#### Exercise description:
Locate the string "проверки" in the records below. Copy every line where it occurs.

#### Extracted records:
##############################
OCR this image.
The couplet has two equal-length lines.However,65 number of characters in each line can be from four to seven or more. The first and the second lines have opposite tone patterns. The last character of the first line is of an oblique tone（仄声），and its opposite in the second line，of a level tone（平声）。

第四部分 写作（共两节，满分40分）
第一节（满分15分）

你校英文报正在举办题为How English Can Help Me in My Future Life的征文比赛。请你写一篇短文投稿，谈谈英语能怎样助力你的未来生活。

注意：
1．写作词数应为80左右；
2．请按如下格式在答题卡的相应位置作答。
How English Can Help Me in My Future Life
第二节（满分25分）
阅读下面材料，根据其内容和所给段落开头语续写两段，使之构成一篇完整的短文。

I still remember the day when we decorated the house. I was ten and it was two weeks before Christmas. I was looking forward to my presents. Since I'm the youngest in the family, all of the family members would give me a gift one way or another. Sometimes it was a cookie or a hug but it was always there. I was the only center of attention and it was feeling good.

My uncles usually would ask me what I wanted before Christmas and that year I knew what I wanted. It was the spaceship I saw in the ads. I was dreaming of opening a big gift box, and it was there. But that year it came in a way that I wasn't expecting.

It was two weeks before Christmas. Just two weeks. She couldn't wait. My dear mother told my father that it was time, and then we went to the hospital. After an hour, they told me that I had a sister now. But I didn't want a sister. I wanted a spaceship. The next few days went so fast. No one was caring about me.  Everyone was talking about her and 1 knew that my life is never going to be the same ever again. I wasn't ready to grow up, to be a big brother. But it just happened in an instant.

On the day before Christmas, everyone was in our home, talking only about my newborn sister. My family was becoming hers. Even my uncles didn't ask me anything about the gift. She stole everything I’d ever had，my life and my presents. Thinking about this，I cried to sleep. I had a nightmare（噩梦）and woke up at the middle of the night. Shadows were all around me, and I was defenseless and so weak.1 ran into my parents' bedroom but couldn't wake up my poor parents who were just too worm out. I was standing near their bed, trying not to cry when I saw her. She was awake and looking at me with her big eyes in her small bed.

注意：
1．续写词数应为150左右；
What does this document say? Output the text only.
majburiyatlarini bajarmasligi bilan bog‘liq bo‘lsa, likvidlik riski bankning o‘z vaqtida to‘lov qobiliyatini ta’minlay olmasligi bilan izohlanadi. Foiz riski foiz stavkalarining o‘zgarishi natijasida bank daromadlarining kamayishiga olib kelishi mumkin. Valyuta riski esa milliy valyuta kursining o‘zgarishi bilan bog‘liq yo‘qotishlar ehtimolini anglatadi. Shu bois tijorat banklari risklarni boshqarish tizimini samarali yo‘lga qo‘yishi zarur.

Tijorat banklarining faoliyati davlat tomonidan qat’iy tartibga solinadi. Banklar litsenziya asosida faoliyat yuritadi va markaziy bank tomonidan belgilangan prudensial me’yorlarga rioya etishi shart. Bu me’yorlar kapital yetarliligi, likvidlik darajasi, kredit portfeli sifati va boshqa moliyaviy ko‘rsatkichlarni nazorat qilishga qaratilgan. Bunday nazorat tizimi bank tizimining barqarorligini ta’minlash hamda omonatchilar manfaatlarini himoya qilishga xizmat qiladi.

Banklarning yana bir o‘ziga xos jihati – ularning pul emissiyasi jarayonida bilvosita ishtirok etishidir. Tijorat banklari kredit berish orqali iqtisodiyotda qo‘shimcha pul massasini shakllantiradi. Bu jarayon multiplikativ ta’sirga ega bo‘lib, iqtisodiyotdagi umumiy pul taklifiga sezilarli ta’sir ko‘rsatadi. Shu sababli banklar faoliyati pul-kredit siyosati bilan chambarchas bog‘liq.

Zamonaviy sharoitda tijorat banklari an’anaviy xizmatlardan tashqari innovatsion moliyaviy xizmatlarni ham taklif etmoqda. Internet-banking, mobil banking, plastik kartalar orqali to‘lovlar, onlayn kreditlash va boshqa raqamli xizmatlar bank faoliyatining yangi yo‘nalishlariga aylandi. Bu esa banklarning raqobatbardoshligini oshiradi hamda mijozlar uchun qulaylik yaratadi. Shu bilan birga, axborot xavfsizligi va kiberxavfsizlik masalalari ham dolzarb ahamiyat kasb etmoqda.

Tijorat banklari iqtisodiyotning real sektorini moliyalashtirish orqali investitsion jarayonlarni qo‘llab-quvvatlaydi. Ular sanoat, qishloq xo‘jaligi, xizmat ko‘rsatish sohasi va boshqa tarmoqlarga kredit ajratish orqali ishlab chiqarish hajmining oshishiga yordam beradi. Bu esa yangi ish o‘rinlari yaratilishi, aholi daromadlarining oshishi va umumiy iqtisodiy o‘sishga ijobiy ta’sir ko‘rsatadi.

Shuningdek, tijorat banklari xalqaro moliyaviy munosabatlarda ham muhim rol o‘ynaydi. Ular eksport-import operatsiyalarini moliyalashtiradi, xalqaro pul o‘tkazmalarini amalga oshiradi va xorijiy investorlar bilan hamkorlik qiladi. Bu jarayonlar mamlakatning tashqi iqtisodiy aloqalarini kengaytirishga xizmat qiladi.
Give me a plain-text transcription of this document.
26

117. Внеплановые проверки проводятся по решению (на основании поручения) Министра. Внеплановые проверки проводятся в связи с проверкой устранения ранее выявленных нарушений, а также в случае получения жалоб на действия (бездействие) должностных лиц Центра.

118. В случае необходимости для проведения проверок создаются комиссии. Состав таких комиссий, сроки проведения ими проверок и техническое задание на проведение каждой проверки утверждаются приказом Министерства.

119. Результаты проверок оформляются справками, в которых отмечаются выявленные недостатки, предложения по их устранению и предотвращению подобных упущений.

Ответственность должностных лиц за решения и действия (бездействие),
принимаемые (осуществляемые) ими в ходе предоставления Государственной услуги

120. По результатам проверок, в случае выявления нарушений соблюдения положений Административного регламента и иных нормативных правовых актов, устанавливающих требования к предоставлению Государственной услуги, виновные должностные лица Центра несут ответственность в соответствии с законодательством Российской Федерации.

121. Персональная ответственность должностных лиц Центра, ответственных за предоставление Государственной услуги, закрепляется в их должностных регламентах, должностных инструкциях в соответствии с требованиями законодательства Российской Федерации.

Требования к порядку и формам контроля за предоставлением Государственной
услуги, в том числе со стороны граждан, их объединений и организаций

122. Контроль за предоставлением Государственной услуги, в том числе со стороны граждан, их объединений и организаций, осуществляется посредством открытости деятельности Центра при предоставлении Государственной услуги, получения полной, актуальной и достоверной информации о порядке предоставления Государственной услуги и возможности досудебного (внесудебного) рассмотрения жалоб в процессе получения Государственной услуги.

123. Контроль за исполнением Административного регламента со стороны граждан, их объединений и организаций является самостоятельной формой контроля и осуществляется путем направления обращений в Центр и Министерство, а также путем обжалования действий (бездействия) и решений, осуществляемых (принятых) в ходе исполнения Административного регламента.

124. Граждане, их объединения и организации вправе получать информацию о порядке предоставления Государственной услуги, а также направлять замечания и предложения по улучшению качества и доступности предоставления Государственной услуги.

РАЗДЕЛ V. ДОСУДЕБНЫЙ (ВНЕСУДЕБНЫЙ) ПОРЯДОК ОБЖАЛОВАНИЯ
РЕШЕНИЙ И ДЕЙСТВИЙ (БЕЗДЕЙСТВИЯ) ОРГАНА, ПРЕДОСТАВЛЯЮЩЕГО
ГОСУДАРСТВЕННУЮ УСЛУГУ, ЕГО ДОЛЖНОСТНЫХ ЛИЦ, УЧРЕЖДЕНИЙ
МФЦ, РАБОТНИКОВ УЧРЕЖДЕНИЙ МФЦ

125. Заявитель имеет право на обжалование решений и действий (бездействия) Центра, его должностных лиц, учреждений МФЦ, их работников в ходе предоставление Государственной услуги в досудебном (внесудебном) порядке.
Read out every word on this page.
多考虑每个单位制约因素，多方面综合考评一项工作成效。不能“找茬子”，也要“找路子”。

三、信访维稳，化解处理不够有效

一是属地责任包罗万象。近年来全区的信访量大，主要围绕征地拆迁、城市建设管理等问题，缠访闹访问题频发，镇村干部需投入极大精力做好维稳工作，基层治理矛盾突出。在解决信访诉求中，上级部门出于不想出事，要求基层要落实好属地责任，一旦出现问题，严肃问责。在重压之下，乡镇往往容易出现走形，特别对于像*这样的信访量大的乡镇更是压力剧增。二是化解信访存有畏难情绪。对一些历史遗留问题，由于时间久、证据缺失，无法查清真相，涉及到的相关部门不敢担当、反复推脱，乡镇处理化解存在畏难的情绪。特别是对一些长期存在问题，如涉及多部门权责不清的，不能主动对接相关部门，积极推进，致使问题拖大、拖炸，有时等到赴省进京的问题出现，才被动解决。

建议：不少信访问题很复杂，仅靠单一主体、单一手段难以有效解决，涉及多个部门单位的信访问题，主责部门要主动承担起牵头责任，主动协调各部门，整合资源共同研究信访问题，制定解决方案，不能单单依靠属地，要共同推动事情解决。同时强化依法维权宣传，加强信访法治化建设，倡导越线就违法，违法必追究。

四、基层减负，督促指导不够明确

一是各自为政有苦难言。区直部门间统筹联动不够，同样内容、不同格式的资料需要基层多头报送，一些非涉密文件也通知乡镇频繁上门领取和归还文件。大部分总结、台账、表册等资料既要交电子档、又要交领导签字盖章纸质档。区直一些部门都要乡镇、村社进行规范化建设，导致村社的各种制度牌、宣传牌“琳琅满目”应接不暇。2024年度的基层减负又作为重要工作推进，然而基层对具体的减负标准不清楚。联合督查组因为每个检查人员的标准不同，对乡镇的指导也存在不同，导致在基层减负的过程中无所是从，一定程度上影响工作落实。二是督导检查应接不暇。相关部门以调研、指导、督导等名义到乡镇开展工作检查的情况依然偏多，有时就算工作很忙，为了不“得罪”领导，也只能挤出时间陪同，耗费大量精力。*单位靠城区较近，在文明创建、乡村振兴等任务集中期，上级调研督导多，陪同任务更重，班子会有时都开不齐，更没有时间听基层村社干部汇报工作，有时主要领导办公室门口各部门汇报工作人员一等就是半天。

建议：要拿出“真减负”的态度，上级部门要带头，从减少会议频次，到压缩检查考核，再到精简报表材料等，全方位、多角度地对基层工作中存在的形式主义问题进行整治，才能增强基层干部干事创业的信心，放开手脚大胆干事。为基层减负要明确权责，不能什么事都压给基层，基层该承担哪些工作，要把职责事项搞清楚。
##############################
#### Correct result:
117. Внеплановые проверки проводятся по решению (на основании поручения) Министра. Внеплановые проверки проводятся в связи с проверкой устранения ранее выявленных нарушений, а также в случае получения жалоб на действия (бездействие) должностных лиц Центра.
118. В случае необходимости для проведения проверок создаются комиссии. Состав таких комиссий, сроки проведения ими проверок и техническое задание на проведение каждой проверки утверждаются приказом Министерства.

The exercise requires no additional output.